▸ INSTRUCTIONS FOR THE TASK
Transcribe the data that follows precisely, omitting nothing.

▸ RECORDS SHOWN
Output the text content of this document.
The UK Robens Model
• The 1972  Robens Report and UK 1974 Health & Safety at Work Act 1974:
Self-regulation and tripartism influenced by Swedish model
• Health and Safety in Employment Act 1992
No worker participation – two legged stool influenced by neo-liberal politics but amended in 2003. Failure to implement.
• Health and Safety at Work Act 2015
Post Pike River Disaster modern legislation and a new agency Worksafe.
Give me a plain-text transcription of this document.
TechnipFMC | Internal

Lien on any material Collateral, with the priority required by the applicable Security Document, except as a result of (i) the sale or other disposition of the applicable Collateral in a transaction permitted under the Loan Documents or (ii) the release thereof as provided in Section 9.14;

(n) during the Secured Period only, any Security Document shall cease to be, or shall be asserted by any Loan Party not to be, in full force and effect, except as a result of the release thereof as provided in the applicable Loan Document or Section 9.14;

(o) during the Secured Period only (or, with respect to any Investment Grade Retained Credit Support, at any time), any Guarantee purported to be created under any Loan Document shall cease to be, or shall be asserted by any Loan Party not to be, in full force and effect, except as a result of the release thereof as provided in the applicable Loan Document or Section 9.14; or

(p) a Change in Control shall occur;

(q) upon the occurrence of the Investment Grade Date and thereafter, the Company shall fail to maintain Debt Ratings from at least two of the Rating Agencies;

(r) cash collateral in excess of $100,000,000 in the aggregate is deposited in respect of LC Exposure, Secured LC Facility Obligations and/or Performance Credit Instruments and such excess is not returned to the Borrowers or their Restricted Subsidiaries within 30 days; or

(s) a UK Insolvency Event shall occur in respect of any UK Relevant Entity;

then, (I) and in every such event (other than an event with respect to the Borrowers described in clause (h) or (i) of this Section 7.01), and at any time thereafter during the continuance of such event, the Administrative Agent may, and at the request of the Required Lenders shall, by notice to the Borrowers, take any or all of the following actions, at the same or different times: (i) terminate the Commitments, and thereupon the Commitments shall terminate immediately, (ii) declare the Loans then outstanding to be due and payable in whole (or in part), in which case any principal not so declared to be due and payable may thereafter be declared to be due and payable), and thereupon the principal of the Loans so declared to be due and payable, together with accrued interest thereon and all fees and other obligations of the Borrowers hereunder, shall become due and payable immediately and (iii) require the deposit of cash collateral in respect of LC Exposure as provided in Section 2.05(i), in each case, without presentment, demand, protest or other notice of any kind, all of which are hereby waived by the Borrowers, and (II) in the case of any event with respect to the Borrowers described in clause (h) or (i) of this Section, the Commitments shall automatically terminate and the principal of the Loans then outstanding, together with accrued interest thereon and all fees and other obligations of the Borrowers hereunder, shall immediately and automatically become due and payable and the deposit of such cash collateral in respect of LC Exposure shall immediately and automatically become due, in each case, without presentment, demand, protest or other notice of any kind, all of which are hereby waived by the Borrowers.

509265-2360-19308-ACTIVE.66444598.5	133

▸ EXERCISE OUTPUT
Output the text content of this document.
The UK Robens Model
• The 1972  Robens Report and UK 1974 Health & Safety at Work Act 1974:
Self-regulation and tripartism influenced by Swedish model
• Health and Safety in Employment Act 1992
No worker participation – two legged stool influenced by neo-liberal politics but amended in 2003. Failure to implement.
• Health and Safety at Work Act 2015
Post Pike River Disaster modern legislation and a new agency Worksafe.
Give me a plain-text transcription of this document.
TechnipFMC | Internal

Lien on any material Collateral, with the priority required by the applicable Security Document, except as a result of (i) the sale or other disposition of the applicable Collateral in a transaction permitted under the Loan Documents or (ii) the release thereof as provided in Section 9.14;

(n) during the Secured Period only, any Security Document shall cease to be, or shall be asserted by any Loan Party not to be, in full force and effect, except as a result of the release thereof as provided in the applicable Loan Document or Section 9.14;

(o) during the Secured Period only (or, with respect to any Investment Grade Retained Credit Support, at any time), any Guarantee purported to be created under any Loan Document shall cease to be, or shall be asserted by any Loan Party not to be, in full force and effect, except as a result of the release thereof as provided in the applicable Loan Document or Section 9.14; or

(p) a Change in Control shall occur;

(q) upon the occurrence of the Investment Grade Date and thereafter, the Company shall fail to maintain Debt Ratings from at least two of the Rating Agencies;

(r) cash collateral in excess of $100,000,000 in the aggregate is deposited in respect of LC Exposure, Secured LC Facility Obligations and/or Performance Credit Instruments and such excess is not returned to the Borrowers or their Restricted Subsidiaries within 30 days; or

(s) a UK Insolvency Event shall occur in respect of any UK Relevant Entity;

then, (I) and in every such event (other than an event with respect to the Borrowers described in clause (h) or (i) of this Section 7.01), and at any time thereafter during the continuance of such event, the Administrative Agent may, and at the request of the Required Lenders shall, by notice to the Borrowers, take any or all of the following actions, at the same or different times: (i) terminate the Commitments, and thereupon the Commitments shall terminate immediately, (ii) declare the Loans then outstanding to be due and payable in whole (or in part), in which case any principal not so declared to be due and payable may thereafter be declared to be due and payable), and thereupon the principal of the Loans so declared to be due and payable, together with accrued interest thereon and all fees and other obligations of the Borrowers hereunder, shall become due and payable immediately and (iii) require the deposit of cash collateral in respect of LC Exposure as provided in Section 2.05(i), in each case, without presentment, demand, protest or other notice of any kind, all of which are hereby waived by the Borrowers, and (II) in the case of any event with respect to the Borrowers described in clause (h) or (i) of this Section, the Commitments shall automatically terminate and the principal of the Loans then outstanding, together with accrued interest thereon and all fees and other obligations of the Borrowers hereunder, shall immediately and automatically become due and payable and the deposit of such cash collateral in respect of LC Exposure shall immediately and automatically become due, in each case, without presentment, demand, protest or other notice of any kind, all of which are hereby waived by the Borrowers.

509265-2360-19308-ACTIVE.66444598.5	133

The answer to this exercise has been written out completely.